(A run of records)
--------
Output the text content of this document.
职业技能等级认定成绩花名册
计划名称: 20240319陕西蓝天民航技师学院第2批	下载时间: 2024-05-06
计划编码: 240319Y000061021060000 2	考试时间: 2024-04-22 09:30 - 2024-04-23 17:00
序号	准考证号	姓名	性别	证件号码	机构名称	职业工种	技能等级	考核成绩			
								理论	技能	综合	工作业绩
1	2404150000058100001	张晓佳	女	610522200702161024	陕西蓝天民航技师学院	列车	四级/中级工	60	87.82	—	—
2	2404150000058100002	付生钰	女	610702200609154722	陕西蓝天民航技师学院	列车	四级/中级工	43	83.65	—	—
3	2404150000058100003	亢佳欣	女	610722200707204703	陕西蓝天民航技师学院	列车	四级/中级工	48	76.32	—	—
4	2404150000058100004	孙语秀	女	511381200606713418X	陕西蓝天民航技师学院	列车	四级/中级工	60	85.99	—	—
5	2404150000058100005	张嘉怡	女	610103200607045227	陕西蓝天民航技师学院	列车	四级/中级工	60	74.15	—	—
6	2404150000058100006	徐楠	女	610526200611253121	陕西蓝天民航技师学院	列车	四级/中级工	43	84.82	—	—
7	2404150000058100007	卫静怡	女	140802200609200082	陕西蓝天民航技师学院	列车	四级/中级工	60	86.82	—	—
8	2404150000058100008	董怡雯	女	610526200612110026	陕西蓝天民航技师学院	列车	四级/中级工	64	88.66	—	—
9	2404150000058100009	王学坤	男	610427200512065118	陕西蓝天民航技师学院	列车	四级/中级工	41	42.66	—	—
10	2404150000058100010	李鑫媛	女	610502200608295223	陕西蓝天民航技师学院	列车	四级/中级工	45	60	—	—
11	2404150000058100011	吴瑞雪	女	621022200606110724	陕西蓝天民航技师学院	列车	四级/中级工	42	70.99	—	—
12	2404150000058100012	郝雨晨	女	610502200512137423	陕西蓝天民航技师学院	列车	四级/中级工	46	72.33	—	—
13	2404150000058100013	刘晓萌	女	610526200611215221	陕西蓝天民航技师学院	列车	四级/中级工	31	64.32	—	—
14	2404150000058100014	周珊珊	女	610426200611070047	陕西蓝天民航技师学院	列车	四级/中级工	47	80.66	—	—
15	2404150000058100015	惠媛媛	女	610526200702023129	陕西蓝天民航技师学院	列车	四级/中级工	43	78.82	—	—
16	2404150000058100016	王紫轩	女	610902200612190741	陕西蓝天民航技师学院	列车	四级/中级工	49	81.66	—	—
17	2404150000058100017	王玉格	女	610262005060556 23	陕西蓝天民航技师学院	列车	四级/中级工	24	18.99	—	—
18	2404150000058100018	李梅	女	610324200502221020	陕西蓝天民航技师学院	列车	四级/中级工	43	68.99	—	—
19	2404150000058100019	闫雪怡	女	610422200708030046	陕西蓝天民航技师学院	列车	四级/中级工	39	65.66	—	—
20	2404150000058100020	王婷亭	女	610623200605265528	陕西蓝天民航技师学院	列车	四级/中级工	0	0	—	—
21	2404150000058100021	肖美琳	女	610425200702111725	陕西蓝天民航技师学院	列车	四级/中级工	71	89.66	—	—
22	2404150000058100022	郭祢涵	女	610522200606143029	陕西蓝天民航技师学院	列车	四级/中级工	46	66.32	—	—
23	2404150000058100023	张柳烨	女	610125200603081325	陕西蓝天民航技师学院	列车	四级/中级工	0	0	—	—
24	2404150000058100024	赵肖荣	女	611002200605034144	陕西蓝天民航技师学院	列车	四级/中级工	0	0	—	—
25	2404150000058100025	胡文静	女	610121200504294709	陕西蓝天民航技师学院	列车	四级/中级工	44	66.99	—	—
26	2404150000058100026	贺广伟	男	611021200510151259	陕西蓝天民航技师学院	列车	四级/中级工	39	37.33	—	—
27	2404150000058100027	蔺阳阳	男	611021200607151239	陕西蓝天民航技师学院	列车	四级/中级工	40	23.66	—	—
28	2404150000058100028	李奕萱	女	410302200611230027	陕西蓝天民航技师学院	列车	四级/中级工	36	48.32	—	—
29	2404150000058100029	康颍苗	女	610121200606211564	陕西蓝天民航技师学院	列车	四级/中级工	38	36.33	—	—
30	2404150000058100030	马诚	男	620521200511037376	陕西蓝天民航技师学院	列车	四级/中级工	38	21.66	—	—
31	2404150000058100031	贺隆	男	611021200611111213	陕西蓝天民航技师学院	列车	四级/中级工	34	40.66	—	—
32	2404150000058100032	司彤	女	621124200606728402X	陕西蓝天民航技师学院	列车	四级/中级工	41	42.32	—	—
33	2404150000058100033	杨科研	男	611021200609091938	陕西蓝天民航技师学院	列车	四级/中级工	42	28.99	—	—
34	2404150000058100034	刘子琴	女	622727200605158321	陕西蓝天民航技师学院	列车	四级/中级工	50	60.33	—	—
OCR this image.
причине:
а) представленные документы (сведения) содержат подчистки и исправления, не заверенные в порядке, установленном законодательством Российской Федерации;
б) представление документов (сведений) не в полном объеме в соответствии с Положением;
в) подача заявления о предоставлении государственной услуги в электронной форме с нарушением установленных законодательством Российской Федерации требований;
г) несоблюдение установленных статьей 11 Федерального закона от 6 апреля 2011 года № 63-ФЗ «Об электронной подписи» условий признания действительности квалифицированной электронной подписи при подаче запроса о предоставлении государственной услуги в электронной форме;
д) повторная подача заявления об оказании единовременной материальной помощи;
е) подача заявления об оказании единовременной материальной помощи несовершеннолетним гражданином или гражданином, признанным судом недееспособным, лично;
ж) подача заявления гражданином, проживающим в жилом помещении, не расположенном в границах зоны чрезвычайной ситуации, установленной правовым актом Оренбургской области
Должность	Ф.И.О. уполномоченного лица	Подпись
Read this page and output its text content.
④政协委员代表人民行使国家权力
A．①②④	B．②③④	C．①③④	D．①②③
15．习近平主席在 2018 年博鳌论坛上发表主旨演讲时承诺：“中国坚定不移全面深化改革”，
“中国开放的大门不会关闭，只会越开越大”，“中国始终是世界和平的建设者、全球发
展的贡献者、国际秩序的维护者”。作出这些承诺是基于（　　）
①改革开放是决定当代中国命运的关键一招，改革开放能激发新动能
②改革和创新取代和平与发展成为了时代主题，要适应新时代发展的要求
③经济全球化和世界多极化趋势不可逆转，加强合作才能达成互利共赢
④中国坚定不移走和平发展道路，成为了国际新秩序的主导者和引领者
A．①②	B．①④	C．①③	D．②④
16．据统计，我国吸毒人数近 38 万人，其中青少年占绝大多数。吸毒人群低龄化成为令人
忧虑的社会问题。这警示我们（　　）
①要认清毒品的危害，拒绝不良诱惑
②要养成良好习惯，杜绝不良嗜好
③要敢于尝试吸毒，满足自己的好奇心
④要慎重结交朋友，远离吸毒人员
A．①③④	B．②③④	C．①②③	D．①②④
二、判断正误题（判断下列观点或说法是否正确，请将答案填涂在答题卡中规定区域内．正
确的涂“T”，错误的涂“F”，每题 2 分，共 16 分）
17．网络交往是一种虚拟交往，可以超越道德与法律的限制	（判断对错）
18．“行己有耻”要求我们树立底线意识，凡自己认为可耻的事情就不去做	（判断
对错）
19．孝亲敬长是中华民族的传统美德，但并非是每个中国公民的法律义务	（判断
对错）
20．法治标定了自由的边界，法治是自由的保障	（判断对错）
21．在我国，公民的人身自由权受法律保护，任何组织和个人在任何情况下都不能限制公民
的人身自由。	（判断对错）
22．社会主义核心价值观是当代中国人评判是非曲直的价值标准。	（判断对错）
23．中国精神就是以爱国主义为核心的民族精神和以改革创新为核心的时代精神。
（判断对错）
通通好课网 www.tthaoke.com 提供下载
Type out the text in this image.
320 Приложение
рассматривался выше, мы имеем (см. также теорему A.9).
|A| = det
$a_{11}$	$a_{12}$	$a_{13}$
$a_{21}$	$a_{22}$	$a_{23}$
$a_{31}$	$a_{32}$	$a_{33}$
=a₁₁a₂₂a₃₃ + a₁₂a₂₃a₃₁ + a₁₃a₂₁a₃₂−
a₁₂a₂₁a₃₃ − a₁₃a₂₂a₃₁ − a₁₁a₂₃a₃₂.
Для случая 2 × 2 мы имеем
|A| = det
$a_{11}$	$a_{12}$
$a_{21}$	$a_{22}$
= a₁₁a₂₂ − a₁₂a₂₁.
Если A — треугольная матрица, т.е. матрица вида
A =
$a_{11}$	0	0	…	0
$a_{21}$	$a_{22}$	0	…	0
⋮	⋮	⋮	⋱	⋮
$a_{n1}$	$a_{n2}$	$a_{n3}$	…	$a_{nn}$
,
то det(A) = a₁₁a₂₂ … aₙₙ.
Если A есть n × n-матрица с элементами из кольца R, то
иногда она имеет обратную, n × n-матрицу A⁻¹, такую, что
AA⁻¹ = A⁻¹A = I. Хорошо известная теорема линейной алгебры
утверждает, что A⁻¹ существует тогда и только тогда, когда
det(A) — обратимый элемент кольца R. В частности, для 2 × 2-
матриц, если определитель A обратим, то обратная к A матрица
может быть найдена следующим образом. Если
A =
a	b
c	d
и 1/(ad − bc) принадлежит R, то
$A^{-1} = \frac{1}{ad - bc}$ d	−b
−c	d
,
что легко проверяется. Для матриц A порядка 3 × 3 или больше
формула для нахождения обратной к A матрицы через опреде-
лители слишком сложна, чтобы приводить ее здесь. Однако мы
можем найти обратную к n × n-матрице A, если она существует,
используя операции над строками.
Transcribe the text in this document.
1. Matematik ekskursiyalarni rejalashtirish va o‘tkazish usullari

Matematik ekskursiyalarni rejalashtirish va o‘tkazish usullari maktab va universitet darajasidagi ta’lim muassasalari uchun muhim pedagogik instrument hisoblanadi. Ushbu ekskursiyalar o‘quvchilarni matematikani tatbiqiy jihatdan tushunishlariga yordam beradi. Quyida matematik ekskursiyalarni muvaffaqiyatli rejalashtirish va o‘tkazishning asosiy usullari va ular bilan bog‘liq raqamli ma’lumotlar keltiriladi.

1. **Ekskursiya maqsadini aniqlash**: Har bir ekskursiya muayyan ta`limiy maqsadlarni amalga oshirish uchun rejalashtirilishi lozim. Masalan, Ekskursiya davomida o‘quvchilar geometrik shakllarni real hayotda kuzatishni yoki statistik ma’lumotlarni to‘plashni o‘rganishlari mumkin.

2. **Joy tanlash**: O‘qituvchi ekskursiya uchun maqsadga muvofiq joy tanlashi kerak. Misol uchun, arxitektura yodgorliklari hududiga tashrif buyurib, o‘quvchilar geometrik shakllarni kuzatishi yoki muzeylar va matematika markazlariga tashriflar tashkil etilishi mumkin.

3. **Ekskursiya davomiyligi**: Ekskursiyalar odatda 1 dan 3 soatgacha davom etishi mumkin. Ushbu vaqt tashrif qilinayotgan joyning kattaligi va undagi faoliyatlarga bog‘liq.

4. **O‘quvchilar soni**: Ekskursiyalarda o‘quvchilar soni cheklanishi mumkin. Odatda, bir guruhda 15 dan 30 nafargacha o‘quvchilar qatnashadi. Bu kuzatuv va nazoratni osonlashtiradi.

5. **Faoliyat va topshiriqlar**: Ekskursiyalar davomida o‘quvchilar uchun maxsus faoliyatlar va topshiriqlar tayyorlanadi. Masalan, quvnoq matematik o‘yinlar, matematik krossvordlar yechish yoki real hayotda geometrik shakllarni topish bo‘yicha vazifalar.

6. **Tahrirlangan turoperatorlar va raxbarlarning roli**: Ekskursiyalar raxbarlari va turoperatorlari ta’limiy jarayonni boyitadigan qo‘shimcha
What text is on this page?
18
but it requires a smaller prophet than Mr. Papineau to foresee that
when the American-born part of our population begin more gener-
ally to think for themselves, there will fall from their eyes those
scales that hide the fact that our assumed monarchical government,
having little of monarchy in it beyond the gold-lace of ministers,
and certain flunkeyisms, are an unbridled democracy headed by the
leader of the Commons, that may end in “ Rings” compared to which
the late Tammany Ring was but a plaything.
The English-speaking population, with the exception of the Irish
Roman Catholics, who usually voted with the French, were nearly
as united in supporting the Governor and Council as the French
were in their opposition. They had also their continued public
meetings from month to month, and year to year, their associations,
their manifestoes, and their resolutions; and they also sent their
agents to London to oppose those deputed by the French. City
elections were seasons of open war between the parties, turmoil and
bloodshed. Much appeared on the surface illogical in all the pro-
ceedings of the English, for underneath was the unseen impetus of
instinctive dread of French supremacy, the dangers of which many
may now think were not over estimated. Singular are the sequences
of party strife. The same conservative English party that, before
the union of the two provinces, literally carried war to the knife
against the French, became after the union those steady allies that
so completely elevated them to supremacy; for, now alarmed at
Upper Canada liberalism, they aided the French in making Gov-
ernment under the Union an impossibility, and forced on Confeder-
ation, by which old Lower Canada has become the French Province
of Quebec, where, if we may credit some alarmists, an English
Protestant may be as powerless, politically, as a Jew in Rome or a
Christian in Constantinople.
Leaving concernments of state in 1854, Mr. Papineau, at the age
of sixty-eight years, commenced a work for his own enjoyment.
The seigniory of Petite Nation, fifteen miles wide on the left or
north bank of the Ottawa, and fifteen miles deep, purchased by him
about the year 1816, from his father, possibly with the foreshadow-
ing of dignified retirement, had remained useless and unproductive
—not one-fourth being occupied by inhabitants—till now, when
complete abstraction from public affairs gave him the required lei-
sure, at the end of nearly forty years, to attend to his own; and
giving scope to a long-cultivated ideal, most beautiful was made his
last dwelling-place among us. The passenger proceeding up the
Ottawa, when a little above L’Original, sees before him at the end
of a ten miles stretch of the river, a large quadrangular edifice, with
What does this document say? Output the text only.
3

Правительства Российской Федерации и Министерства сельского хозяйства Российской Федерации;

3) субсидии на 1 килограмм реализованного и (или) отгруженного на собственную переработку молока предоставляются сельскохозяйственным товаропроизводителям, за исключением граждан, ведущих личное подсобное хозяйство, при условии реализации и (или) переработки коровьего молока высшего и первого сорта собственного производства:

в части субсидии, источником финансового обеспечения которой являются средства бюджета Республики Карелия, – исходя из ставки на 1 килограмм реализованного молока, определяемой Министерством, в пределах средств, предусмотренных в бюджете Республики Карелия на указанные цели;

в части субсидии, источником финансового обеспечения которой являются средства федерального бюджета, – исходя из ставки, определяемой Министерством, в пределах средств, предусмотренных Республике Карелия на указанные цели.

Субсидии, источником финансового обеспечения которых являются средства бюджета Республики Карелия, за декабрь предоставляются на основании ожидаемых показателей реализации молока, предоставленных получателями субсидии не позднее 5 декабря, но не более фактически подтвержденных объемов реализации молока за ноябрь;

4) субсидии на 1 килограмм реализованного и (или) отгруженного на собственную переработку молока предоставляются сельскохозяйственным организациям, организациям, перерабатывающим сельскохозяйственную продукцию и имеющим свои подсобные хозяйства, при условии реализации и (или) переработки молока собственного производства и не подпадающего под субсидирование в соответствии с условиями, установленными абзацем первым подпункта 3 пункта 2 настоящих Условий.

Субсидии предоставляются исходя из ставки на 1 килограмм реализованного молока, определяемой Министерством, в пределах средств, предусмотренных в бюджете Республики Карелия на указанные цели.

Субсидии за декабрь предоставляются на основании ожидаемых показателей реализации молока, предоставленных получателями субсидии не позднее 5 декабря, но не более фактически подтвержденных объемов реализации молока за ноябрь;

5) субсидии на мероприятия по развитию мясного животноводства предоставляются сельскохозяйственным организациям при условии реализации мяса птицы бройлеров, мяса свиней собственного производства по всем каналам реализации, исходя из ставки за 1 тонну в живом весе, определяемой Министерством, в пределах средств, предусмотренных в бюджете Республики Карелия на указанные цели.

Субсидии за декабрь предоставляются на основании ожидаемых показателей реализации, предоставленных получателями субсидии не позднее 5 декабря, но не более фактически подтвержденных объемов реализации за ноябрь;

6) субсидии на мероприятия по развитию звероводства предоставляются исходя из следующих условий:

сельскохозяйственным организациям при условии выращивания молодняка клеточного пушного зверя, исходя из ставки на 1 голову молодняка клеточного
--------
(WHAT THE TASK REQUIRES)
Collect the lines of the records that include the string "this".

(TASK RESULT)
Output the text content of this document.
OCR this image.
Read this page and output its text content.
Type out the text in this image.
Transcribe the text in this document.
What text is on this page?
What does this document say? Output the text only.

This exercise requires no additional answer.